Work to do:
Write out the data again in full, exactly as it reads.
**** Input records
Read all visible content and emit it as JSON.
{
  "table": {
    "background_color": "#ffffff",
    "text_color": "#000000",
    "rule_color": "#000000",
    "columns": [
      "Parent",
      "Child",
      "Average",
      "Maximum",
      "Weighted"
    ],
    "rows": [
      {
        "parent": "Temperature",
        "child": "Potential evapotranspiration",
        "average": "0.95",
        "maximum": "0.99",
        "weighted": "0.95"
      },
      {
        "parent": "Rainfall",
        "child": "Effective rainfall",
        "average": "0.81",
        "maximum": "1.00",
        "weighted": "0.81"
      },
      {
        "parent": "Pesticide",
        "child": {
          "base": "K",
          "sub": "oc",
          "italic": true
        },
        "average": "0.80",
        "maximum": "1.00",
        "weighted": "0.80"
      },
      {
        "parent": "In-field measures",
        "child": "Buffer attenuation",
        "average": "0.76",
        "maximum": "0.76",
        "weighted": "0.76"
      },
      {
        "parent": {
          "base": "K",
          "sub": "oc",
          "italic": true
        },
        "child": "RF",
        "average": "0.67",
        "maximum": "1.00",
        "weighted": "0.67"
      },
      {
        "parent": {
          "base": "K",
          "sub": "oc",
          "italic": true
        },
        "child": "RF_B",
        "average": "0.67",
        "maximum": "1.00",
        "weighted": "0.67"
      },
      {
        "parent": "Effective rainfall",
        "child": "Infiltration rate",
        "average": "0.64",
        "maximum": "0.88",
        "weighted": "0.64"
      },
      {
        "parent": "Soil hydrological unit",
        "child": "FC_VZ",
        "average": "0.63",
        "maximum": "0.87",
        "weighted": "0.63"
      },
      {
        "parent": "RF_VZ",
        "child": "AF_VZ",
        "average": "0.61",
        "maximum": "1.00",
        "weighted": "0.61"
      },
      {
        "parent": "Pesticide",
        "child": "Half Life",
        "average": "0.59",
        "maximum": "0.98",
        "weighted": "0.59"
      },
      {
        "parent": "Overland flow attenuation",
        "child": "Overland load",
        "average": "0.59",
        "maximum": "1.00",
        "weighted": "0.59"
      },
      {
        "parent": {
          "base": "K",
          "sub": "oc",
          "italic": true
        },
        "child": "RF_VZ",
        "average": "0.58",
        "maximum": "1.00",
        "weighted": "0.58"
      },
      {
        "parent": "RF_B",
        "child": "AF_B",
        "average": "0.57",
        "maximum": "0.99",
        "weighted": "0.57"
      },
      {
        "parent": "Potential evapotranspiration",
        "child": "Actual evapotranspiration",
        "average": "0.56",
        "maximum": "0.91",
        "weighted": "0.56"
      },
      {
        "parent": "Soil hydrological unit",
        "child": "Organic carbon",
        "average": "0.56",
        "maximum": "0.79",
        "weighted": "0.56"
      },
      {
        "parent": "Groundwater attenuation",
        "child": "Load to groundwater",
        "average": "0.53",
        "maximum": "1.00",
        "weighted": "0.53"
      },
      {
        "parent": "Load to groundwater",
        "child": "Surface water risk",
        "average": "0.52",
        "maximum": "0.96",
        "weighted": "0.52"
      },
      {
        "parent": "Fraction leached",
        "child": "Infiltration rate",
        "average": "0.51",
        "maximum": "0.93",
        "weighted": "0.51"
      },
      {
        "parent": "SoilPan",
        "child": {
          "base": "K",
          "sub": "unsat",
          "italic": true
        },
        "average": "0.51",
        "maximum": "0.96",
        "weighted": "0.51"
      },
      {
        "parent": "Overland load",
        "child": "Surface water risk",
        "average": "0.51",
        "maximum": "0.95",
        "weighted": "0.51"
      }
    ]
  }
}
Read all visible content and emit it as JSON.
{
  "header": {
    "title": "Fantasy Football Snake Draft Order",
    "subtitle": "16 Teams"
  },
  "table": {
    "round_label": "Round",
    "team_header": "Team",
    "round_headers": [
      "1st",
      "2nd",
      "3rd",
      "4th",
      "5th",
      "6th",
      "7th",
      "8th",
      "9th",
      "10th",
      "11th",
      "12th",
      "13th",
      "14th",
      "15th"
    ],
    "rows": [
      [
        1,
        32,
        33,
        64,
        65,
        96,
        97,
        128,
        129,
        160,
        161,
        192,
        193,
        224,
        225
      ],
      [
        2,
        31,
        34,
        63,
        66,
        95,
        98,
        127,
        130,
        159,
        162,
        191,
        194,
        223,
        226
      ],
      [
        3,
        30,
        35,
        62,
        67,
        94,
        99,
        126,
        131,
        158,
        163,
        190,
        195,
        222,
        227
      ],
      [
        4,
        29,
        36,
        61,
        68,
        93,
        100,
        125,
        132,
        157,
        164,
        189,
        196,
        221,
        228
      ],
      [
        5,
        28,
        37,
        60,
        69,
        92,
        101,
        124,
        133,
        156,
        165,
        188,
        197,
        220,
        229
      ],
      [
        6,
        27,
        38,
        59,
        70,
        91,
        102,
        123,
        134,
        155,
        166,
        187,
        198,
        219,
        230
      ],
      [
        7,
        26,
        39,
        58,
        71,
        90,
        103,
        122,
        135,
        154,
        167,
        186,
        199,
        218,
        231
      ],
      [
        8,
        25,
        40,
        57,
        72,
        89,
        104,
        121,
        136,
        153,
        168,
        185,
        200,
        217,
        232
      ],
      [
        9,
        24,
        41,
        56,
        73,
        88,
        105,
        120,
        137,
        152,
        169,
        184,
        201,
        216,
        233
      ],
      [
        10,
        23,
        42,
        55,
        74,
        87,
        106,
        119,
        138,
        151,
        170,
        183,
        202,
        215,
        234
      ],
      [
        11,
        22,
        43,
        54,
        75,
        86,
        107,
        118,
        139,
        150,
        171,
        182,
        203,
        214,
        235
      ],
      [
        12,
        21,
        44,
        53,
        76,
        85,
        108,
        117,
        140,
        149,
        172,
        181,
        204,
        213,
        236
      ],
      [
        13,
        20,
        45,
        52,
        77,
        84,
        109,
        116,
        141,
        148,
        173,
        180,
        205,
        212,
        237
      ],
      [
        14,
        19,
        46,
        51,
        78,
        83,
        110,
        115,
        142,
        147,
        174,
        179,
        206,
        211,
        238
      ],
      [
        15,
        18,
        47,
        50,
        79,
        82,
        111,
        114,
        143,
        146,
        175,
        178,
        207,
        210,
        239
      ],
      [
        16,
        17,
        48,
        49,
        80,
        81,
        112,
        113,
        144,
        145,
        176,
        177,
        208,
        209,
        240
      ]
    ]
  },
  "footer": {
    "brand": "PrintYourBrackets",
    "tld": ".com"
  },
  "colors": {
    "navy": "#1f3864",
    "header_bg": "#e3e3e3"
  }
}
********
Written answer:
Read all visible content and emit it as JSON.
{
  "table": {
    "background_color": "#ffffff",
    "text_color": "#000000",
    "rule_color": "#000000",
    "columns": [
      "Parent",
      "Child",
      "Average",
      "Maximum",
      "Weighted"
    ],
    "rows": [
      {
        "parent": "Temperature",
        "child": "Potential evapotranspiration",
        "average": "0.95",
        "maximum": "0.99",
        "weighted": "0.95"
      },
      {
        "parent": "Rainfall",
        "child": "Effective rainfall",
        "average": "0.81",
        "maximum": "1.00",
        "weighted": "0.81"
      },
      {
        "parent": "Pesticide",
        "child": {
          "base": "K",
          "sub": "oc",
          "italic": true
        },
        "average": "0.80",
        "maximum": "1.00",
        "weighted": "0.80"
      },
      {
        "parent": "In-field measures",
        "child": "Buffer attenuation",
        "average": "0.76",
        "maximum": "0.76",
        "weighted": "0.76"
      },
      {
        "parent": {
          "base": "K",
          "sub": "oc",
          "italic": true
        },
        "child": "RF",
        "average": "0.67",
        "maximum": "1.00",
        "weighted": "0.67"
      },
      {
        "parent": {
          "base": "K",
          "sub": "oc",
          "italic": true
        },
        "child": "RF_B",
        "average": "0.67",
        "maximum": "1.00",
        "weighted": "0.67"
      },
      {
        "parent": "Effective rainfall",
        "child": "Infiltration rate",
        "average": "0.64",
        "maximum": "0.88",
        "weighted": "0.64"
      },
      {
        "parent": "Soil hydrological unit",
        "child": "FC_VZ",
        "average": "0.63",
        "maximum": "0.87",
        "weighted": "0.63"
      },
      {
        "parent": "RF_VZ",
        "child": "AF_VZ",
        "average": "0.61",
        "maximum": "1.00",
        "weighted": "0.61"
      },
      {
        "parent": "Pesticide",
        "child": "Half Life",
        "average": "0.59",
        "maximum": "0.98",
        "weighted": "0.59"
      },
      {
        "parent": "Overland flow attenuation",
        "child": "Overland load",
        "average": "0.59",
        "maximum": "1.00",
        "weighted": "0.59"
      },
      {
        "parent": {
          "base": "K",
          "sub": "oc",
          "italic": true
        },
        "child": "RF_VZ",
        "average": "0.58",
        "maximum": "1.00",
        "weighted": "0.58"
      },
      {
        "parent": "RF_B",
        "child": "AF_B",
        "average": "0.57",
        "maximum": "0.99",
        "weighted": "0.57"
      },
      {
        "parent": "Potential evapotranspiration",
        "child": "Actual evapotranspiration",
        "average": "0.56",
        "maximum": "0.91",
        "weighted": "0.56"
      },
      {
        "parent": "Soil hydrological unit",
        "child": "Organic carbon",
        "average": "0.56",
        "maximum": "0.79",
        "weighted": "0.56"
      },
      {
        "parent": "Groundwater attenuation",
        "child": "Load to groundwater",
        "average": "0.53",
        "maximum": "1.00",
        "weighted": "0.53"
      },
      {
        "parent": "Load to groundwater",
        "child": "Surface water risk",
        "average": "0.52",
        "maximum": "0.96",
        "weighted": "0.52"
      },
      {
        "parent": "Fraction leached",
        "child": "Infiltration rate",
        "average": "0.51",
        "maximum": "0.93",
        "weighted": "0.51"
      },
      {
        "parent": "SoilPan",
        "child": {
          "base": "K",
          "sub": "unsat",
          "italic": true
        },
        "average": "0.51",
        "maximum": "0.96",
        "weighted": "0.51"
      },
      {
        "parent": "Overland load",
        "child": "Surface water risk",
        "average": "0.51",
        "maximum": "0.95",
        "weighted": "0.51"
      }
    ]
  }
}
Read all visible content and emit it as JSON.
{
  "header": {
    "title": "Fantasy Football Snake Draft Order",
    "subtitle": "16 Teams"
  },
  "table": {
    "round_label": "Round",
    "team_header": "Team",
    "round_headers": [
      "1st",
      "2nd",
      "3rd",
      "4th",
      "5th",
      "6th",
      "7th",
      "8th",
      "9th",
      "10th",
      "11th",
      "12th",
      "13th",
      "14th",
      "15th"
    ],
    "rows": [
      [
        1,
        32,
        33,
        64,
        65,
        96,
        97,
        128,
        129,
        160,
        161,
        192,
        193,
        224,
        225
      ],
      [
        2,
        31,
        34,
        63,
        66,
        95,
        98,
        127,
        130,
        159,
        162,
        191,
        194,
        223,
        226
      ],
      [
        3,
        30,
        35,
        62,
        67,
        94,
        99,
        126,
        131,
        158,
        163,
        190,
        195,
        222,
        227
      ],
      [
        4,
        29,
        36,
        61,
        68,
        93,
        100,
        125,
        132,
        157,
        164,
        189,
        196,
        221,
        228
      ],
      [
        5,
        28,
        37,
        60,
        69,
        92,
        101,
        124,
        133,
        156,
        165,
        188,
        197,
        220,
        229
      ],
      [
        6,
        27,
        38,
        59,
        70,
        91,
        102,
        123,
        134,
        155,
        166,
        187,
        198,
        219,
        230
      ],
      [
        7,
        26,
        39,
        58,
        71,
        90,
        103,
        122,
        135,
        154,
        167,
        186,
        199,
        218,
        231
      ],
      [
        8,
        25,
        40,
        57,
        72,
        89,
        104,
        121,
        136,
        153,
        168,
        185,
        200,
        217,
        232
      ],
      [
        9,
        24,
        41,
        56,
        73,
        88,
        105,
        120,
        137,
        152,
        169,
        184,
        201,
        216,
        233
      ],
      [
        10,
        23,
        42,
        55,
        74,
        87,
        106,
        119,
        138,
        151,
        170,
        183,
        202,
        215,
        234
      ],
      [
        11,
        22,
        43,
        54,
        75,
        86,
        107,
        118,
        139,
        150,
        171,
        182,
        203,
        214,
        235
      ],
      [
        12,
        21,
        44,
        53,
        76,
        85,
        108,
        117,
        140,
        149,
        172,
        181,
        204,
        213,
        236
      ],
      [
        13,
        20,
        45,
        52,
        77,
        84,
        109,
        116,
        141,
        148,
        173,
        180,
        205,
        212,
        237
      ],
      [
        14,
        19,
        46,
        51,
        78,
        83,
        110,
        115,
        142,
        147,
        174,
        179,
        206,
        211,
        238
      ],
      [
        15,
        18,
        47,
        50,
        79,
        82,
        111,
        114,
        143,
        146,
        175,
        178,
        207,
        210,
        239
      ],
      [
        16,
        17,
        48,
        49,
        80,
        81,
        112,
        113,
        144,
        145,
        176,
        177,
        208,
        209,
        240
      ]
    ]
  },
  "footer": {
    "brand": "PrintYourBrackets",
    "tld": ".com"
  },
  "colors": {
    "navy": "#1f3864",
    "header_bg": "#e3e3e3"
  }
}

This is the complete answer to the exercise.